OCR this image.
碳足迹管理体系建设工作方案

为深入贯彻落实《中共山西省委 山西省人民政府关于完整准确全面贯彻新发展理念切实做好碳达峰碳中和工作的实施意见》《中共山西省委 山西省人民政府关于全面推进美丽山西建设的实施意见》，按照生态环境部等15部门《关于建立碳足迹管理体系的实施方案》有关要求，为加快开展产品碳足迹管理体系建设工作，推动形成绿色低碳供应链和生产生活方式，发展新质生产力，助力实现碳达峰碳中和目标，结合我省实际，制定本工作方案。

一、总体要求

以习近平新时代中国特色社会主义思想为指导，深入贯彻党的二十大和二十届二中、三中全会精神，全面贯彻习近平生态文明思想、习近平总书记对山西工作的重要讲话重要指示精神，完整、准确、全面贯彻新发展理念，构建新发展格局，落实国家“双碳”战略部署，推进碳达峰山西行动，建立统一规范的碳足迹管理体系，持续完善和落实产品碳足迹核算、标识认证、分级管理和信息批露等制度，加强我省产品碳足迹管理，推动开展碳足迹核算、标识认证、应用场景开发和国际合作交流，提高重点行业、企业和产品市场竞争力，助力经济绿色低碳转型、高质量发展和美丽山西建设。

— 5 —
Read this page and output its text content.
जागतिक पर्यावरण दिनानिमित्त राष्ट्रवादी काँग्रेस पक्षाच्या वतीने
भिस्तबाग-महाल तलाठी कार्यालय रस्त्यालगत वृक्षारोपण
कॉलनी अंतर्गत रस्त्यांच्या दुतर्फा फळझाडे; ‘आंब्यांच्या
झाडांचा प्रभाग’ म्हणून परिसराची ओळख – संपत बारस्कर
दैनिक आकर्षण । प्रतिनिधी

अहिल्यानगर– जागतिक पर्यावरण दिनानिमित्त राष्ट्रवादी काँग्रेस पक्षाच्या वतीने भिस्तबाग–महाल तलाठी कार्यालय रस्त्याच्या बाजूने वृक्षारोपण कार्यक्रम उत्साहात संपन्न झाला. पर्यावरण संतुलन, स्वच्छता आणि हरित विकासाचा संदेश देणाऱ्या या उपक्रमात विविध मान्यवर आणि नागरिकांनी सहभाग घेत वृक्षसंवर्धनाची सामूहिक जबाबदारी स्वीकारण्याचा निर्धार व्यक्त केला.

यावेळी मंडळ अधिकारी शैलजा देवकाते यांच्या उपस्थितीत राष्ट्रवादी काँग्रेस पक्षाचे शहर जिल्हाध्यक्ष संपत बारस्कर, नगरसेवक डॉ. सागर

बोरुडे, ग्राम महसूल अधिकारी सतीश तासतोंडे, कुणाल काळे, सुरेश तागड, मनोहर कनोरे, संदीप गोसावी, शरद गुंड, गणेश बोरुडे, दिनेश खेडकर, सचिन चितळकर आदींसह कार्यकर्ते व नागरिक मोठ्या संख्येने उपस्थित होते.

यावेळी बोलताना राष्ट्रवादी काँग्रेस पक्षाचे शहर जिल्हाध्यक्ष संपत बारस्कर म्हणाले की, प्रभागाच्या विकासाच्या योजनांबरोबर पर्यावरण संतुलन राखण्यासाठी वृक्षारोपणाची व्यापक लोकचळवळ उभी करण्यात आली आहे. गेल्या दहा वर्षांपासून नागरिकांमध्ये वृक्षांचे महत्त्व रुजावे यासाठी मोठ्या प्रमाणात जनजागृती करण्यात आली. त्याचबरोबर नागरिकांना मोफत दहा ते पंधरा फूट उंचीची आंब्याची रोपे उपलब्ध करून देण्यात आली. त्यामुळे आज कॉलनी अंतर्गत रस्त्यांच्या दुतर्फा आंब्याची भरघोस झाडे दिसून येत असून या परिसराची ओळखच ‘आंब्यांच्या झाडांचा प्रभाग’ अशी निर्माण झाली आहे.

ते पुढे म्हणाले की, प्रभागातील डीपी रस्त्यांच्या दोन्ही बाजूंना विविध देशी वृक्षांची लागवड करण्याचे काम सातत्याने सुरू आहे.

• SET PROBLEM
Gather each line from the entries above that includes the word "this".

• ANSWER TO THE TASK
OCR this image.
Read this page and output its text content.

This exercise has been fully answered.